── Data supplied ──

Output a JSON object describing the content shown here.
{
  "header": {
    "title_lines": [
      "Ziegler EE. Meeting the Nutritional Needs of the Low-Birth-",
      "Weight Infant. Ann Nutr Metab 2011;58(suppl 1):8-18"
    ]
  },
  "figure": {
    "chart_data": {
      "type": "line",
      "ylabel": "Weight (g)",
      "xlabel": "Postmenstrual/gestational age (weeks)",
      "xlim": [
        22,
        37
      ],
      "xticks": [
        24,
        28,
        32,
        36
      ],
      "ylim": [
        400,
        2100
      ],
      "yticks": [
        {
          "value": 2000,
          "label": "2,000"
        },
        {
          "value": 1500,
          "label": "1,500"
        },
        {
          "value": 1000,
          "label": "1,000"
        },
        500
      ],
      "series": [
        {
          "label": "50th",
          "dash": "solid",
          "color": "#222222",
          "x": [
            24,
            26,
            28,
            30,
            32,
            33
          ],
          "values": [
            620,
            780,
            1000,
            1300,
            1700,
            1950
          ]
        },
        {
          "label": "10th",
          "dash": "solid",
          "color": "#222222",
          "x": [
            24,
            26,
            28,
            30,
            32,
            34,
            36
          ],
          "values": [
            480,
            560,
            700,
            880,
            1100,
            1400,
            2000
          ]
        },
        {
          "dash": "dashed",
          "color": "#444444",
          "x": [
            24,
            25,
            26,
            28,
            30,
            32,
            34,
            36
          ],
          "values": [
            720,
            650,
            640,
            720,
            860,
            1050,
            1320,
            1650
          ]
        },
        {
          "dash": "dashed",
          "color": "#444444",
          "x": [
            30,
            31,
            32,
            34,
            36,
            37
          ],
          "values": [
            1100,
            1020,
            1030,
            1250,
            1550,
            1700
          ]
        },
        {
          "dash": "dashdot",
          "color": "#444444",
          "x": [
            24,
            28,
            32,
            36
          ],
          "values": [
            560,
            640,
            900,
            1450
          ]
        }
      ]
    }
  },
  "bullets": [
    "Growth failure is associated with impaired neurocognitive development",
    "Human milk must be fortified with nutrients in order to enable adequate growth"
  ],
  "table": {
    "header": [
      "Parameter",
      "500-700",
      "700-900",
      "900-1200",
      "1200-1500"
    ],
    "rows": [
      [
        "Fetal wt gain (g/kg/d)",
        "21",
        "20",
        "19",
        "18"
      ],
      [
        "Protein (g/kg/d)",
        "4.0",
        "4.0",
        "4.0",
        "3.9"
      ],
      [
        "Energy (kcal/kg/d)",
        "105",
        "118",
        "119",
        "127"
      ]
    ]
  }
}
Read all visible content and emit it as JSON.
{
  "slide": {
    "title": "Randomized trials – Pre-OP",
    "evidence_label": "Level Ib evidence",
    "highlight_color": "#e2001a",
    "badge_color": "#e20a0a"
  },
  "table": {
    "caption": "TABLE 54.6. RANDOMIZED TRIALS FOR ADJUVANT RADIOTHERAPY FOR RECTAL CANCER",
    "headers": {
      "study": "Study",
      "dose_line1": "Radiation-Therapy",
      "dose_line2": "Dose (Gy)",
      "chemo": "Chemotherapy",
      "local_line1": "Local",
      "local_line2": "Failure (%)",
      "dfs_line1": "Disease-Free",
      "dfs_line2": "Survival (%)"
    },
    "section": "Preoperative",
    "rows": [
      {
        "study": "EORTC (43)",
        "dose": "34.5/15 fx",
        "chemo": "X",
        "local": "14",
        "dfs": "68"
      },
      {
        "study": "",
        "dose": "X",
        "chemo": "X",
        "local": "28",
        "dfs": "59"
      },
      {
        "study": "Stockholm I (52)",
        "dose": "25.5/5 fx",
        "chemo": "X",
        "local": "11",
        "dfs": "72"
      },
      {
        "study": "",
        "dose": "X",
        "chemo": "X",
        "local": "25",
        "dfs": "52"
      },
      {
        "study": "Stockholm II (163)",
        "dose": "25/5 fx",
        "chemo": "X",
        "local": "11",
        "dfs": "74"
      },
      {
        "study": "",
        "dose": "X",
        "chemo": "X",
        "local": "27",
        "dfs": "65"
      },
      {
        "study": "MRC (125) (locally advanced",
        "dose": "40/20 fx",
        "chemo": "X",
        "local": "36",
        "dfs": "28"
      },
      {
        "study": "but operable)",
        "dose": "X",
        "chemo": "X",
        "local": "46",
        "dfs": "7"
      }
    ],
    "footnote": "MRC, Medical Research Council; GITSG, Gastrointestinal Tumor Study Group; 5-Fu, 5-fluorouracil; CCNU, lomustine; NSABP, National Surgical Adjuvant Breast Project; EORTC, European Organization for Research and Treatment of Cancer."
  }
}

───

[Requirement] Please repeat every entry, exactly as it was written.

[Output below]
Output a JSON object describing the content shown here.
{
  "header": {
    "title_lines": [
      "Ziegler EE. Meeting the Nutritional Needs of the Low-Birth-",
      "Weight Infant. Ann Nutr Metab 2011;58(suppl 1):8-18"
    ]
  },
  "figure": {
    "chart_data": {
      "type": "line",
      "ylabel": "Weight (g)",
      "xlabel": "Postmenstrual/gestational age (weeks)",
      "xlim": [
        22,
        37
      ],
      "xticks": [
        24,
        28,
        32,
        36
      ],
      "ylim": [
        400,
        2100
      ],
      "yticks": [
        {
          "value": 2000,
          "label": "2,000"
        },
        {
          "value": 1500,
          "label": "1,500"
        },
        {
          "value": 1000,
          "label": "1,000"
        },
        500
      ],
      "series": [
        {
          "label": "50th",
          "dash": "solid",
          "color": "#222222",
          "x": [
            24,
            26,
            28,
            30,
            32,
            33
          ],
          "values": [
            620,
            780,
            1000,
            1300,
            1700,
            1950
          ]
        },
        {
          "label": "10th",
          "dash": "solid",
          "color": "#222222",
          "x": [
            24,
            26,
            28,
            30,
            32,
            34,
            36
          ],
          "values": [
            480,
            560,
            700,
            880,
            1100,
            1400,
            2000
          ]
        },
        {
          "dash": "dashed",
          "color": "#444444",
          "x": [
            24,
            25,
            26,
            28,
            30,
            32,
            34,
            36
          ],
          "values": [
            720,
            650,
            640,
            720,
            860,
            1050,
            1320,
            1650
          ]
        },
        {
          "dash": "dashed",
          "color": "#444444",
          "x": [
            30,
            31,
            32,
            34,
            36,
            37
          ],
          "values": [
            1100,
            1020,
            1030,
            1250,
            1550,
            1700
          ]
        },
        {
          "dash": "dashdot",
          "color": "#444444",
          "x": [
            24,
            28,
            32,
            36
          ],
          "values": [
            560,
            640,
            900,
            1450
          ]
        }
      ]
    }
  },
  "bullets": [
    "Growth failure is associated with impaired neurocognitive development",
    "Human milk must be fortified with nutrients in order to enable adequate growth"
  ],
  "table": {
    "header": [
      "Parameter",
      "500-700",
      "700-900",
      "900-1200",
      "1200-1500"
    ],
    "rows": [
      [
        "Fetal wt gain (g/kg/d)",
        "21",
        "20",
        "19",
        "18"
      ],
      [
        "Protein (g/kg/d)",
        "4.0",
        "4.0",
        "4.0",
        "3.9"
      ],
      [
        "Energy (kcal/kg/d)",
        "105",
        "118",
        "119",
        "127"
      ]
    ]
  }
}
Read all visible content and emit it as JSON.
{
  "slide": {
    "title": "Randomized trials – Pre-OP",
    "evidence_label": "Level Ib evidence",
    "highlight_color": "#e2001a",
    "badge_color": "#e20a0a"
  },
  "table": {
    "caption": "TABLE 54.6. RANDOMIZED TRIALS FOR ADJUVANT RADIOTHERAPY FOR RECTAL CANCER",
    "headers": {
      "study": "Study",
      "dose_line1": "Radiation-Therapy",
      "dose_line2": "Dose (Gy)",
      "chemo": "Chemotherapy",
      "local_line1": "Local",
      "local_line2": "Failure (%)",
      "dfs_line1": "Disease-Free",
      "dfs_line2": "Survival (%)"
    },
    "section": "Preoperative",
    "rows": [
      {
        "study": "EORTC (43)",
        "dose": "34.5/15 fx",
        "chemo": "X",
        "local": "14",
        "dfs": "68"
      },
      {
        "study": "",
        "dose": "X",
        "chemo": "X",
        "local": "28",
        "dfs": "59"
      },
      {
        "study": "Stockholm I (52)",
        "dose": "25.5/5 fx",
        "chemo": "X",
        "local": "11",
        "dfs": "72"
      },
      {
        "study": "",
        "dose": "X",
        "chemo": "X",
        "local": "25",
        "dfs": "52"
      },
      {
        "study": "Stockholm II (163)",
        "dose": "25/5 fx",
        "chemo": "X",
        "local": "11",
        "dfs": "74"
      },
      {
        "study": "",
        "dose": "X",
        "chemo": "X",
        "local": "27",
        "dfs": "65"
      },
      {
        "study": "MRC (125) (locally advanced",
        "dose": "40/20 fx",
        "chemo": "X",
        "local": "36",
        "dfs": "28"
      },
      {
        "study": "but operable)",
        "dose": "X",
        "chemo": "X",
        "local": "46",
        "dfs": "7"
      }
    ],
    "footnote": "MRC, Medical Research Council; GITSG, Gastrointestinal Tumor Study Group; 5-Fu, 5-fluorouracil; CCNU, lomustine; NSABP, National Surgical Adjuvant Breast Project; EORTC, European Organization for Research and Treatment of Cancer."
  }
}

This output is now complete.